> _Data supplied_

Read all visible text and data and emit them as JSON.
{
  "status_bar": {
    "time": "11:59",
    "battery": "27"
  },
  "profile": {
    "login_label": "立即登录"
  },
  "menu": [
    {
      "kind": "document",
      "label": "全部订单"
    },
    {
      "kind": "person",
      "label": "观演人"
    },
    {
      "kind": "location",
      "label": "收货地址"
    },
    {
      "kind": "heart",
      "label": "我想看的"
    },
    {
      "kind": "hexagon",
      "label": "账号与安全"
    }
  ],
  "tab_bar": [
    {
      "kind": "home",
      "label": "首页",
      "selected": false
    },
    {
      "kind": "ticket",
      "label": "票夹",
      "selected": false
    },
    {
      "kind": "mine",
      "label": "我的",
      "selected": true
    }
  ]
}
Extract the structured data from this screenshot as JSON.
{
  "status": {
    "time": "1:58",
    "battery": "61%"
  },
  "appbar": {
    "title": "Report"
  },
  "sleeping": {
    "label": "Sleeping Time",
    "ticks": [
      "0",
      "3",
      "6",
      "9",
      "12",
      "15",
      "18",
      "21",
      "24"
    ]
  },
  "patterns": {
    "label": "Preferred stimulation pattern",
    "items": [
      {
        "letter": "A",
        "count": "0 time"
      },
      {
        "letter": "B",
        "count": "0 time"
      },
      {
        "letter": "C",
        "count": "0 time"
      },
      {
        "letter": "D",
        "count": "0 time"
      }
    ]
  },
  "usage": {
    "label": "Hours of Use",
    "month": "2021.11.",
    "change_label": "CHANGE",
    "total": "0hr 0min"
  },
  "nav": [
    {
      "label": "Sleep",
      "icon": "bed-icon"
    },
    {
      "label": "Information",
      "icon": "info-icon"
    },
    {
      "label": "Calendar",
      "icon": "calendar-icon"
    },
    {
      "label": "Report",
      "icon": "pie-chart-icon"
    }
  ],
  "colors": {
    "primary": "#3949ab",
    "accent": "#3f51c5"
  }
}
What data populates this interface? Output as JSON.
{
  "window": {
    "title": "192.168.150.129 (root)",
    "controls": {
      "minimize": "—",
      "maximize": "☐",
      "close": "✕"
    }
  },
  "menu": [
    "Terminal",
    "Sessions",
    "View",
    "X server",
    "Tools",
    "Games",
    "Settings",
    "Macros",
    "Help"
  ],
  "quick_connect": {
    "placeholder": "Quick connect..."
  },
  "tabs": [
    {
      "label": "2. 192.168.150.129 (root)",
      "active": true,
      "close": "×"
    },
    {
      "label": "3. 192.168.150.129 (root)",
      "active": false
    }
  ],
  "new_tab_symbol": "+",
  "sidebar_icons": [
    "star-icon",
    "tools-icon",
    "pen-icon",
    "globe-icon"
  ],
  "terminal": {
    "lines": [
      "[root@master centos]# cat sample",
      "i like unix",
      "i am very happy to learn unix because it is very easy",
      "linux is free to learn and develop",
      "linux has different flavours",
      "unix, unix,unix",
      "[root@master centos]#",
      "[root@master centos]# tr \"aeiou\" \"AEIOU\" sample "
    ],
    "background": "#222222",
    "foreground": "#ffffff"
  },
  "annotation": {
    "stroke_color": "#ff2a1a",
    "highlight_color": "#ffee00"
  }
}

> _The request_
Write out the entries above once more, without altering anything.

> _Result below_
Read all visible text and data and emit them as JSON.
{
  "status_bar": {
    "time": "11:59",
    "battery": "27"
  },
  "profile": {
    "login_label": "立即登录"
  },
  "menu": [
    {
      "kind": "document",
      "label": "全部订单"
    },
    {
      "kind": "person",
      "label": "观演人"
    },
    {
      "kind": "location",
      "label": "收货地址"
    },
    {
      "kind": "heart",
      "label": "我想看的"
    },
    {
      "kind": "hexagon",
      "label": "账号与安全"
    }
  ],
  "tab_bar": [
    {
      "kind": "home",
      "label": "首页",
      "selected": false
    },
    {
      "kind": "ticket",
      "label": "票夹",
      "selected": false
    },
    {
      "kind": "mine",
      "label": "我的",
      "selected": true
    }
  ]
}
Extract the structured data from this screenshot as JSON.
{
  "status": {
    "time": "1:58",
    "battery": "61%"
  },
  "appbar": {
    "title": "Report"
  },
  "sleeping": {
    "label": "Sleeping Time",
    "ticks": [
      "0",
      "3",
      "6",
      "9",
      "12",
      "15",
      "18",
      "21",
      "24"
    ]
  },
  "patterns": {
    "label": "Preferred stimulation pattern",
    "items": [
      {
        "letter": "A",
        "count": "0 time"
      },
      {
        "letter": "B",
        "count": "0 time"
      },
      {
        "letter": "C",
        "count": "0 time"
      },
      {
        "letter": "D",
        "count": "0 time"
      }
    ]
  },
  "usage": {
    "label": "Hours of Use",
    "month": "2021.11.",
    "change_label": "CHANGE",
    "total": "0hr 0min"
  },
  "nav": [
    {
      "label": "Sleep",
      "icon": "bed-icon"
    },
    {
      "label": "Information",
      "icon": "info-icon"
    },
    {
      "label": "Calendar",
      "icon": "calendar-icon"
    },
    {
      "label": "Report",
      "icon": "pie-chart-icon"
    }
  ],
  "colors": {
    "primary": "#3949ab",
    "accent": "#3f51c5"
  }
}
What data populates this interface? Output as JSON.
{
  "window": {
    "title": "192.168.150.129 (root)",
    "controls": {
      "minimize": "—",
      "maximize": "☐",
      "close": "✕"
    }
  },
  "menu": [
    "Terminal",
    "Sessions",
    "View",
    "X server",
    "Tools",
    "Games",
    "Settings",
    "Macros",
    "Help"
  ],
  "quick_connect": {
    "placeholder": "Quick connect..."
  },
  "tabs": [
    {
      "label": "2. 192.168.150.129 (root)",
      "active": true,
      "close": "×"
    },
    {
      "label": "3. 192.168.150.129 (root)",
      "active": false
    }
  ],
  "new_tab_symbol": "+",
  "sidebar_icons": [
    "star-icon",
    "tools-icon",
    "pen-icon",
    "globe-icon"
  ],
  "terminal": {
    "lines": [
      "[root@master centos]# cat sample",
      "i like unix",
      "i am very happy to learn unix because it is very easy",
      "linux is free to learn and develop",
      "linux has different flavours",
      "unix, unix,unix",
      "[root@master centos]#",
      "[root@master centos]# tr \"aeiou\" \"AEIOU\" sample "
    ],
    "background": "#222222",
    "foreground": "#ffffff"
  },
  "annotation": {
    "stroke_color": "#ff2a1a",
    "highlight_color": "#ffee00"
  }
}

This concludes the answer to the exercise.